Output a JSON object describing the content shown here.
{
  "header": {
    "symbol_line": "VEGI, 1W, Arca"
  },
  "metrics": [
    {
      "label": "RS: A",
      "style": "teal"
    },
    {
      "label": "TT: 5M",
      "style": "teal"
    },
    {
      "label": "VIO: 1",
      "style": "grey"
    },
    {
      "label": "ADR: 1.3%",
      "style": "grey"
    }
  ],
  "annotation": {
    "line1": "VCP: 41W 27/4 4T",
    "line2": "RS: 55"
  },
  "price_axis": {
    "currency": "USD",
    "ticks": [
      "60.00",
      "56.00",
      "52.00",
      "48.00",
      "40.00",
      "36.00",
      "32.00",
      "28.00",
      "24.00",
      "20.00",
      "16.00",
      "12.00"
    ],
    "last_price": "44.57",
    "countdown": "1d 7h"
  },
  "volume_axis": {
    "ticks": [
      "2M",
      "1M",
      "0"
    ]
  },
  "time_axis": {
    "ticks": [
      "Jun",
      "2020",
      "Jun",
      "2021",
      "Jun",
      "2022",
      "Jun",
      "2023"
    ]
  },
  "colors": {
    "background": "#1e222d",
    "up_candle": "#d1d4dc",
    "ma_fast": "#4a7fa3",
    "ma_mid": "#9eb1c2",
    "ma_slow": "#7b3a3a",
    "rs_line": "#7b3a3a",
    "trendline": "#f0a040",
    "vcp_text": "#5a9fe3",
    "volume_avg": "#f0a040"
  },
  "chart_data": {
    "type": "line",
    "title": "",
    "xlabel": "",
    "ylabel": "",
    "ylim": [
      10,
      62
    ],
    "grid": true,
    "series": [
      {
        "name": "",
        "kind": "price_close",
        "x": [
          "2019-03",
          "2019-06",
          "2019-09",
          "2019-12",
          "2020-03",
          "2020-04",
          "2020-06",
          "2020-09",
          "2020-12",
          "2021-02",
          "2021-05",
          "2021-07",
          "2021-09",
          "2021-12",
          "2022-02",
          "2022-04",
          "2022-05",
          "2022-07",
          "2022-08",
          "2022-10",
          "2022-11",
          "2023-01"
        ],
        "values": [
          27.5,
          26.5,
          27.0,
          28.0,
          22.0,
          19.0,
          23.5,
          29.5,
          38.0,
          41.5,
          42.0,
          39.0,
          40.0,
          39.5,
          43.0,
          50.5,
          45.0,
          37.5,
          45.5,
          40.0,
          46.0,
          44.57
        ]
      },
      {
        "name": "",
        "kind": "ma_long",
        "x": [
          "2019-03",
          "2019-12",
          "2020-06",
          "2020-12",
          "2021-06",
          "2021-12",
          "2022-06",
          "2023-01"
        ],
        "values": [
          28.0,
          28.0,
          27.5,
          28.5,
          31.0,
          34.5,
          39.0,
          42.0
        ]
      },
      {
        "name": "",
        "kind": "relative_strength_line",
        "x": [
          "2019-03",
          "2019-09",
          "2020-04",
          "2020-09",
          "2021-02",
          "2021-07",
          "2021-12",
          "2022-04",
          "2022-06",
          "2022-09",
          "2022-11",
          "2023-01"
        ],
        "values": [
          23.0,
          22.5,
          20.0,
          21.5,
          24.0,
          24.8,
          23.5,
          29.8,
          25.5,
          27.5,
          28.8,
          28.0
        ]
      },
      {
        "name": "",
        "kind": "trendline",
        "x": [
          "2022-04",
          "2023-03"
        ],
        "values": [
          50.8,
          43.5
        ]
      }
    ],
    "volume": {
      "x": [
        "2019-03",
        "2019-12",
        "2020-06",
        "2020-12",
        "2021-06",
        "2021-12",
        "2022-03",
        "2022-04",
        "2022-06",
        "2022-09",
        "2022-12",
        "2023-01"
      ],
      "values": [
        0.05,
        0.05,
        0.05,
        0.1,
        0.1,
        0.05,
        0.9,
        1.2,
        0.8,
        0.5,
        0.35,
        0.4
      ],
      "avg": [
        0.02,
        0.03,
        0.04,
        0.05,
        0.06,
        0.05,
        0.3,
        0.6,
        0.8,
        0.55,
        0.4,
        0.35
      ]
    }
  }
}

Written request: Each record above must be given again exactly.

Task result:
Output a JSON object describing the content shown here.
{
  "header": {
    "symbol_line": "VEGI, 1W, Arca"
  },
  "metrics": [
    {
      "label": "RS: A",
      "style": "teal"
    },
    {
      "label": "TT: 5M",
      "style": "teal"
    },
    {
      "label": "VIO: 1",
      "style": "grey"
    },
    {
      "label": "ADR: 1.3%",
      "style": "grey"
    }
  ],
  "annotation": {
    "line1": "VCP: 41W 27/4 4T",
    "line2": "RS: 55"
  },
  "price_axis": {
    "currency": "USD",
    "ticks": [
      "60.00",
      "56.00",
      "52.00",
      "48.00",
      "40.00",
      "36.00",
      "32.00",
      "28.00",
      "24.00",
      "20.00",
      "16.00",
      "12.00"
    ],
    "last_price": "44.57",
    "countdown": "1d 7h"
  },
  "volume_axis": {
    "ticks": [
      "2M",
      "1M",
      "0"
    ]
  },
  "time_axis": {
    "ticks": [
      "Jun",
      "2020",
      "Jun",
      "2021",
      "Jun",
      "2022",
      "Jun",
      "2023"
    ]
  },
  "colors": {
    "background": "#1e222d",
    "up_candle": "#d1d4dc",
    "ma_fast": "#4a7fa3",
    "ma_mid": "#9eb1c2",
    "ma_slow": "#7b3a3a",
    "rs_line": "#7b3a3a",
    "trendline": "#f0a040",
    "vcp_text": "#5a9fe3",
    "volume_avg": "#f0a040"
  },
  "chart_data": {
    "type": "line",
    "title": "",
    "xlabel": "",
    "ylabel": "",
    "ylim": [
      10,
      62
    ],
    "grid": true,
    "series": [
      {
        "name": "",
        "kind": "price_close",
        "x": [
          "2019-03",
          "2019-06",
          "2019-09",
          "2019-12",
          "2020-03",
          "2020-04",
          "2020-06",
          "2020-09",
          "2020-12",
          "2021-02",
          "2021-05",
          "2021-07",
          "2021-09",
          "2021-12",
          "2022-02",
          "2022-04",
          "2022-05",
          "2022-07",
          "2022-08",
          "2022-10",
          "2022-11",
          "2023-01"
        ],
        "values": [
          27.5,
          26.5,
          27.0,
          28.0,
          22.0,
          19.0,
          23.5,
          29.5,
          38.0,
          41.5,
          42.0,
          39.0,
          40.0,
          39.5,
          43.0,
          50.5,
          45.0,
          37.5,
          45.5,
          40.0,
          46.0,
          44.57
        ]
      },
      {
        "name": "",
        "kind": "ma_long",
        "x": [
          "2019-03",
          "2019-12",
          "2020-06",
          "2020-12",
          "2021-06",
          "2021-12",
          "2022-06",
          "2023-01"
        ],
        "values": [
          28.0,
          28.0,
          27.5,
          28.5,
          31.0,
          34.5,
          39.0,
          42.0
        ]
      },
      {
        "name": "",
        "kind": "relative_strength_line",
        "x": [
          "2019-03",
          "2019-09",
          "2020-04",
          "2020-09",
          "2021-02",
          "2021-07",
          "2021-12",
          "2022-04",
          "2022-06",
          "2022-09",
          "2022-11",
          "2023-01"
        ],
        "values": [
          23.0,
          22.5,
          20.0,
          21.5,
          24.0,
          24.8,
          23.5,
          29.8,
          25.5,
          27.5,
          28.8,
          28.0
        ]
      },
      {
        "name": "",
        "kind": "trendline",
        "x": [
          "2022-04",
          "2023-03"
        ],
        "values": [
          50.8,
          43.5
        ]
      }
    ],
    "volume": {
      "x": [
        "2019-03",
        "2019-12",
        "2020-06",
        "2020-12",
        "2021-06",
        "2021-12",
        "2022-03",
        "2022-04",
        "2022-06",
        "2022-09",
        "2022-12",
        "2023-01"
      ],
      "values": [
        0.05,
        0.05,
        0.05,
        0.1,
        0.1,
        0.05,
        0.9,
        1.2,
        0.8,
        0.5,
        0.35,
        0.4
      ],
      "avg": [
        0.02,
        0.03,
        0.04,
        0.05,
        0.06,
        0.05,
        0.3,
        0.6,
        0.8,
        0.55,
        0.4,
        0.35
      ]
    }
  }
}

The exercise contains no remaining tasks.